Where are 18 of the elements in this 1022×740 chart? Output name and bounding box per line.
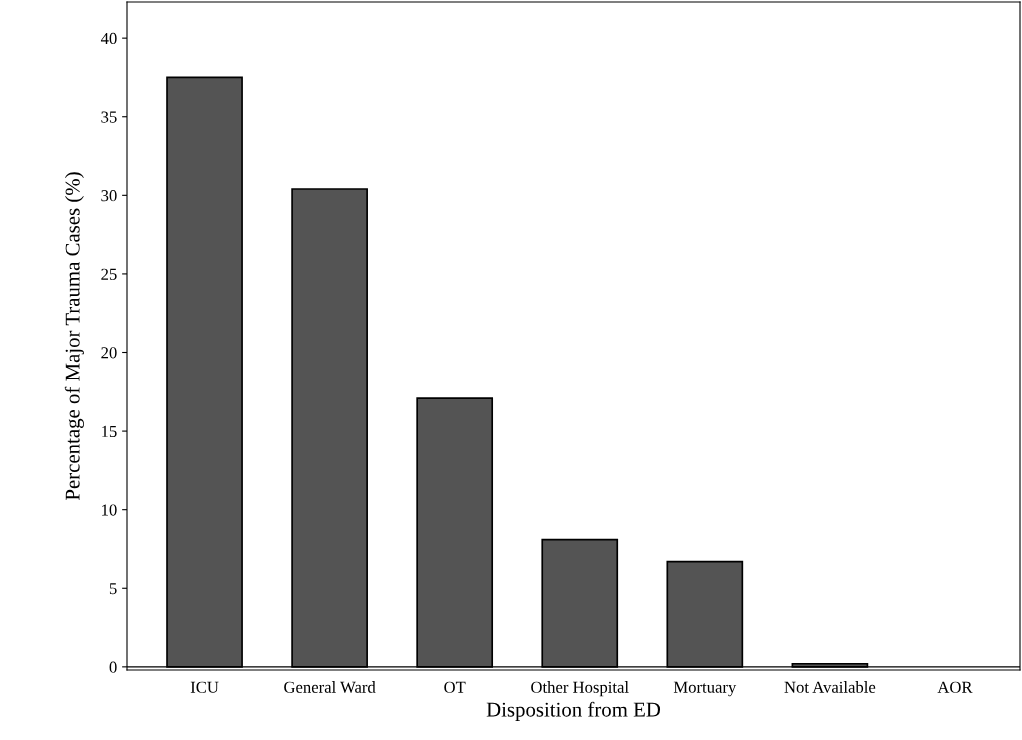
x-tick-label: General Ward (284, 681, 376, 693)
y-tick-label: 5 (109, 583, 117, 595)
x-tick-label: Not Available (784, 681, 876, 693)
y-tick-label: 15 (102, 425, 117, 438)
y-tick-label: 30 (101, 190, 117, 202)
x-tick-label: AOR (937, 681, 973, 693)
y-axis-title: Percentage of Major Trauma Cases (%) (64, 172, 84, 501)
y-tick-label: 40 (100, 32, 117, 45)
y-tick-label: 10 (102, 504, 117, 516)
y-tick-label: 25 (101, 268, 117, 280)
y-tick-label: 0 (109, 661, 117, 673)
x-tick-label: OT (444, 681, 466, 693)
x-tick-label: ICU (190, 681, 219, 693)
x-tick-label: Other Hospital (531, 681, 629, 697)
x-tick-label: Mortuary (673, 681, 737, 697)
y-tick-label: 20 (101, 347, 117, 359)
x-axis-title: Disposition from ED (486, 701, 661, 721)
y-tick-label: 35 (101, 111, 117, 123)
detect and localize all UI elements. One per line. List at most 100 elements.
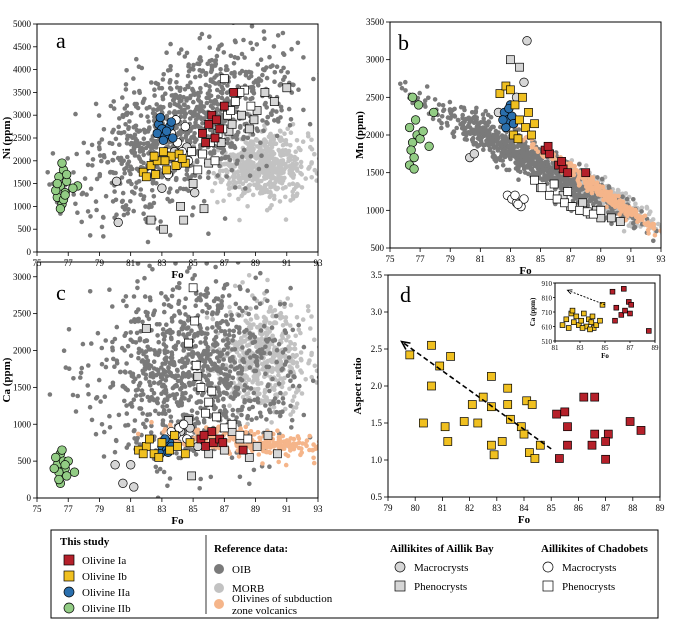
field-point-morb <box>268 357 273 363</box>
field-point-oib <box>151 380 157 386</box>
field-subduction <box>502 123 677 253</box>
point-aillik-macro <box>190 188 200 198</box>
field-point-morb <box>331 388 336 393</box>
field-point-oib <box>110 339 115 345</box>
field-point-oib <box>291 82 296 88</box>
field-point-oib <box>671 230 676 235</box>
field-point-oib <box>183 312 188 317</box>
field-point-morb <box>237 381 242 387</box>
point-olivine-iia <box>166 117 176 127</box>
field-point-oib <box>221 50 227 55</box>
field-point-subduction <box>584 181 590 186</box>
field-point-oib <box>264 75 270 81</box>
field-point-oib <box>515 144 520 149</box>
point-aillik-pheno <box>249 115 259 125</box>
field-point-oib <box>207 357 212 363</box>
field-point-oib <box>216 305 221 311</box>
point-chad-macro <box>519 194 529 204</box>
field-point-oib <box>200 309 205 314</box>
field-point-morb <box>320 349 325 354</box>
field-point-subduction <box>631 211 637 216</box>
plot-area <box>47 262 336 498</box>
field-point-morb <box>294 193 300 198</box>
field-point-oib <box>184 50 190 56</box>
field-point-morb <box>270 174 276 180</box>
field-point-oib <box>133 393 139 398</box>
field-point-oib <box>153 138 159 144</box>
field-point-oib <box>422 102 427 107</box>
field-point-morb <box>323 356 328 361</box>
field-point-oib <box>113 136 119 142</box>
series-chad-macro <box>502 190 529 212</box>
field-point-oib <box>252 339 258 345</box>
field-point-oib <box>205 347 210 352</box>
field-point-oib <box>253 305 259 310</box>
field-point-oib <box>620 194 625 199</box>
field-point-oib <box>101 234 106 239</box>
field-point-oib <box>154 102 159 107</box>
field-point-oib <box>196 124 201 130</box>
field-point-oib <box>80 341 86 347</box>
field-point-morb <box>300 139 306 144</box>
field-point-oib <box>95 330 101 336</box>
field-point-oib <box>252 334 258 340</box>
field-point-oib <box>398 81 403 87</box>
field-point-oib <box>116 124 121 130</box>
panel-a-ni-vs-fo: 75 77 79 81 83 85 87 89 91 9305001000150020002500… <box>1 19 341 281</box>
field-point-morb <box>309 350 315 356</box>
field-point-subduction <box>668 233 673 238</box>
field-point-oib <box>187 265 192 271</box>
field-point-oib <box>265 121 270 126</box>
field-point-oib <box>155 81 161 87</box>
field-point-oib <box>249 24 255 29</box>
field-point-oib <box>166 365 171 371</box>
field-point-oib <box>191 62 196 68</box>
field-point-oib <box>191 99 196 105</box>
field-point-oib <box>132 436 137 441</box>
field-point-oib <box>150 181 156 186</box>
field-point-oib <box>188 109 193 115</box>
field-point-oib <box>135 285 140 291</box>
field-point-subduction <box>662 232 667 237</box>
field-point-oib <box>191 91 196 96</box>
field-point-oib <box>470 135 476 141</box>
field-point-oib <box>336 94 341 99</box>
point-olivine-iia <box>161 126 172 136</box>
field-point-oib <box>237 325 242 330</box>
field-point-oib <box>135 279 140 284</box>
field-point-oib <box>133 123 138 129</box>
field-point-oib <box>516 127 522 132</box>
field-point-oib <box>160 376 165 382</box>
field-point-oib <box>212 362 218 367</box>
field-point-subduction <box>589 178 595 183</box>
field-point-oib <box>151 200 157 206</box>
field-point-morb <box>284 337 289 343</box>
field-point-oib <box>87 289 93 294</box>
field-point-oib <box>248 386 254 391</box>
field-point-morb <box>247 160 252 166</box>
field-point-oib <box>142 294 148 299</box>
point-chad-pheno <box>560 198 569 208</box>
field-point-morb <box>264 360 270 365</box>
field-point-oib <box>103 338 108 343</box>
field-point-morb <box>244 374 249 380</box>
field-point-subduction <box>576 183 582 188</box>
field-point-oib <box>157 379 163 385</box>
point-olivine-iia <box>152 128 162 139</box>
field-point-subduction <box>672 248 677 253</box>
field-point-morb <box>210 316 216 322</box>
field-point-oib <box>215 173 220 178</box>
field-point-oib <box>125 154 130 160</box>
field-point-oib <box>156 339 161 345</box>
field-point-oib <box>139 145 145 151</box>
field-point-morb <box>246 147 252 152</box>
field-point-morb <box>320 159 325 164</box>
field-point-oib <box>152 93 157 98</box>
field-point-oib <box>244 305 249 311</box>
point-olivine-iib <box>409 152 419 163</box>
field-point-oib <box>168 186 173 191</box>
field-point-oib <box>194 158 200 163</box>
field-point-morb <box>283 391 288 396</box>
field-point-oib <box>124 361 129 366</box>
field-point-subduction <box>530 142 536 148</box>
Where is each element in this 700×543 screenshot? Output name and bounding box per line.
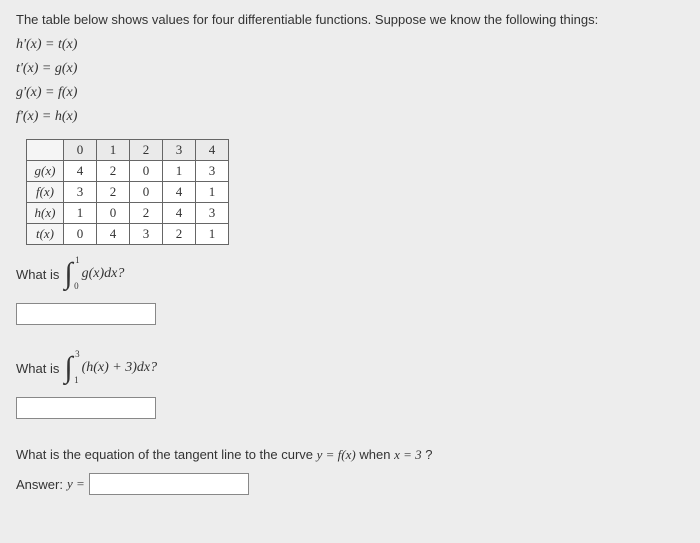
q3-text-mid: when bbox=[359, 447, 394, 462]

### What to do
Update the lines between the one holding "x-tick-label: General Ward" and the one holding "x-tick-label: AOR (937, 681, 973, 693)", inclusive, by changing "y-tick-label" to "y-axis-tick" and leaving all else unchanged. Return only those lines.

### Result for this exercise
x-tick-label: General Ward (284, 681, 376, 693)
y-axis-tick: 5 (109, 583, 117, 595)
x-tick-label: Not Available (784, 681, 876, 693)
y-axis-tick: 15 (102, 425, 117, 438)
y-axis-tick: 30 (101, 190, 117, 202)
x-tick-label: AOR (937, 681, 973, 693)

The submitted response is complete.